Using the records that follow, copy every line containing the word "black".

┌──

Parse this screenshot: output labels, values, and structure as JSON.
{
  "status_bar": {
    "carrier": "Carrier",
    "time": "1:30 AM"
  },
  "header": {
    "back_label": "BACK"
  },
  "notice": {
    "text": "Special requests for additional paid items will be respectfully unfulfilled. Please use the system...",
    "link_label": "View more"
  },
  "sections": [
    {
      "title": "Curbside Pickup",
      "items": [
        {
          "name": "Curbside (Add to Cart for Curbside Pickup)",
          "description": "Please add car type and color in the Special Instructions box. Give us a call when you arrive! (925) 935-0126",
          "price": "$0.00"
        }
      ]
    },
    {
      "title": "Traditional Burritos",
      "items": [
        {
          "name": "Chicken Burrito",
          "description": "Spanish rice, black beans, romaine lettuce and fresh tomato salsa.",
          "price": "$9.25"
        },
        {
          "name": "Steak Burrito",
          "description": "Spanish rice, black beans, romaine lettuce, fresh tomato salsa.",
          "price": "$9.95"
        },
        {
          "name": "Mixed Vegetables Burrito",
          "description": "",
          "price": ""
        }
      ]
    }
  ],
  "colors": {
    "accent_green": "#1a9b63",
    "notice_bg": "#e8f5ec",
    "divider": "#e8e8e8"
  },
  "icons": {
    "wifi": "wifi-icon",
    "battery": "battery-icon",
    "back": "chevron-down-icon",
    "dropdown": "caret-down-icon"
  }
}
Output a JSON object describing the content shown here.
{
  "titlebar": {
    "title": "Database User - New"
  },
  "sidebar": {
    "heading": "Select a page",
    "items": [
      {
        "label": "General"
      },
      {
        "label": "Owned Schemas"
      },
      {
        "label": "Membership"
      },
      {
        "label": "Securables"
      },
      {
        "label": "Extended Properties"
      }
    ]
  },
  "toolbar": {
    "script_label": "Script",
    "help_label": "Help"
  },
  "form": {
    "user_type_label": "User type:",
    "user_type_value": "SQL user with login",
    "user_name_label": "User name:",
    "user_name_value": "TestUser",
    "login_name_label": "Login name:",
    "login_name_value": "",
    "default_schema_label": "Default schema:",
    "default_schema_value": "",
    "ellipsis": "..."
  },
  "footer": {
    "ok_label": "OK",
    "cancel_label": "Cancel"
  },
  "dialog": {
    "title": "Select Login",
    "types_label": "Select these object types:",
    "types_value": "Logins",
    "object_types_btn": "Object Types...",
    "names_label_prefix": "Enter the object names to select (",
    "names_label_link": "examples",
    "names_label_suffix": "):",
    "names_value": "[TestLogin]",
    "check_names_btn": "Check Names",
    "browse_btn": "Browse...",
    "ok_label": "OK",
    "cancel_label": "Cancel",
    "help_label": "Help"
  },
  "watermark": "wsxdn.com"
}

└──

_Answer to this exercise_.
          "description": "Spanish rice, black beans, romaine lettuce and fresh tomato salsa.",
          "description": "Spanish rice, black beans, romaine lettuce, fresh tomato salsa.",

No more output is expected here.